* _Requirement_:
Check each line of the material below for "的示数等于", then copy the ones that contain it.

----

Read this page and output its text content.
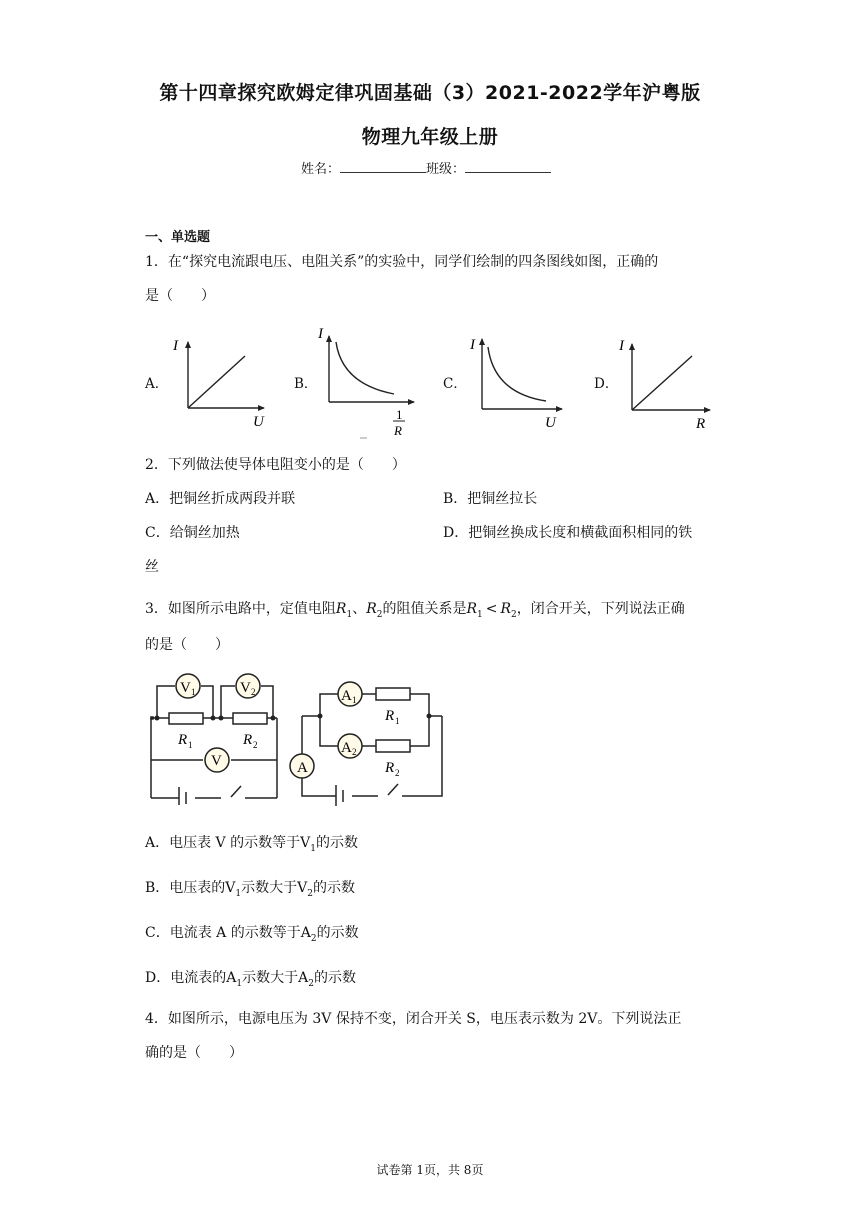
第十四章探究欧姆定律巩固基础（3）2021-2022学年沪粤版
物理九年级上册
姓名：	班级：
一、单选题
1．在“探究电流跟电压、电阻关系”的实验中，同学们绘制的四条图线如图，正确的
是（　　）
A．	B．	C．	D．
I
U
I
1
R
I
U
I
R
2．下列做法使导体电阻变小的是（　　）
A．把铜丝折成两段并联	B．把铜丝拉长
C．给铜丝加热	D．把铜丝换成长度和横截面积相同的铁
丝
3．如图所示电路中，定值电阻$R_1$、$R_2$的阻值关系是$R_1 < R_2$，闭合开关，下列说法正确
的是（　　）
V 1	V 2
V
R 1	R 2
A 1
A 2
A
R 1
R 2
A．电压表 V 的示数等于$V_1$的示数
B．电压表的$V_1$示数大于$V_2$的示数
C．电流表 A 的示数等于$A_2$的示数
D．电流表的$A_1$示数大于$A_2$的示数
4．如图所示，电源电压为 3V 保持不变，闭合开关 S，电压表示数为 2V。下列说法正
确的是（　　）
试卷第 1页，共 8页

----

* _Exercise answer_:
A．电压表 V 的示数等于$V_1$的示数
C．电流表 A 的示数等于$A_2$的示数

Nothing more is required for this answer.